_Goal_: Return every line in the records below unchanged, character for character.

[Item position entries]
--*--

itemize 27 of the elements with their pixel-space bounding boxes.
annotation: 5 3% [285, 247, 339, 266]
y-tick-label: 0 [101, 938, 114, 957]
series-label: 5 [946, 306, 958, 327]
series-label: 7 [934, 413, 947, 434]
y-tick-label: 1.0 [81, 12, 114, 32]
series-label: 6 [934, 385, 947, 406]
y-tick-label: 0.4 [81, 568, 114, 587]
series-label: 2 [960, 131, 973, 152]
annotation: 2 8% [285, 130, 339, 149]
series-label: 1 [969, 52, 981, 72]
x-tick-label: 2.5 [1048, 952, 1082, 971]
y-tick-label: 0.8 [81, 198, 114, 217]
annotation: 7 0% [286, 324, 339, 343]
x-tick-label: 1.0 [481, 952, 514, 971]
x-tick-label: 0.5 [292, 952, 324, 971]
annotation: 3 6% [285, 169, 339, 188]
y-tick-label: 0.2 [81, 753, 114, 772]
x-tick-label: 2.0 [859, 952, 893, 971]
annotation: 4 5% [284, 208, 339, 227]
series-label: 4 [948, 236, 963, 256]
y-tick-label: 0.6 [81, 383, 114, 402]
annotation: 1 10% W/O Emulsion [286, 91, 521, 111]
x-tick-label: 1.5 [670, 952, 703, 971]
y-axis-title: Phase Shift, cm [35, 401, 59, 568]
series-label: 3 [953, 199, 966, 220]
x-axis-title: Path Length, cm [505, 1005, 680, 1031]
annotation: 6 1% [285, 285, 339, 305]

--*--

_Exercise result_:
itemize 27 of the elements with their pixel-space bounding boxes.
annotation: 5 3% [285, 247, 339, 266]
y-tick-label: 0 [101, 938, 114, 957]
series-label: 5 [946, 306, 958, 327]
series-label: 7 [934, 413, 947, 434]
y-tick-label: 1.0 [81, 12, 114, 32]
series-label: 6 [934, 385, 947, 406]
y-tick-label: 0.4 [81, 568, 114, 587]
series-label: 2 [960, 131, 973, 152]
annotation: 2 8% [285, 130, 339, 149]
series-label: 1 [969, 52, 981, 72]
x-tick-label: 2.5 [1048, 952, 1082, 971]
y-tick-label: 0.8 [81, 198, 114, 217]
annotation: 7 0% [286, 324, 339, 343]
x-tick-label: 1.0 [481, 952, 514, 971]
x-tick-label: 0.5 [292, 952, 324, 971]
annotation: 3 6% [285, 169, 339, 188]
y-tick-label: 0.2 [81, 753, 114, 772]
x-tick-label: 2.0 [859, 952, 893, 971]
annotation: 4 5% [284, 208, 339, 227]
series-label: 4 [948, 236, 963, 256]
y-tick-label: 0.6 [81, 383, 114, 402]
annotation: 1 10% W/O Emulsion [286, 91, 521, 111]
x-tick-label: 1.5 [670, 952, 703, 971]
y-axis-title: Phase Shift, cm [35, 401, 59, 568]
series-label: 3 [953, 199, 966, 220]
x-axis-title: Path Length, cm [505, 1005, 680, 1031]
annotation: 6 1% [285, 285, 339, 305]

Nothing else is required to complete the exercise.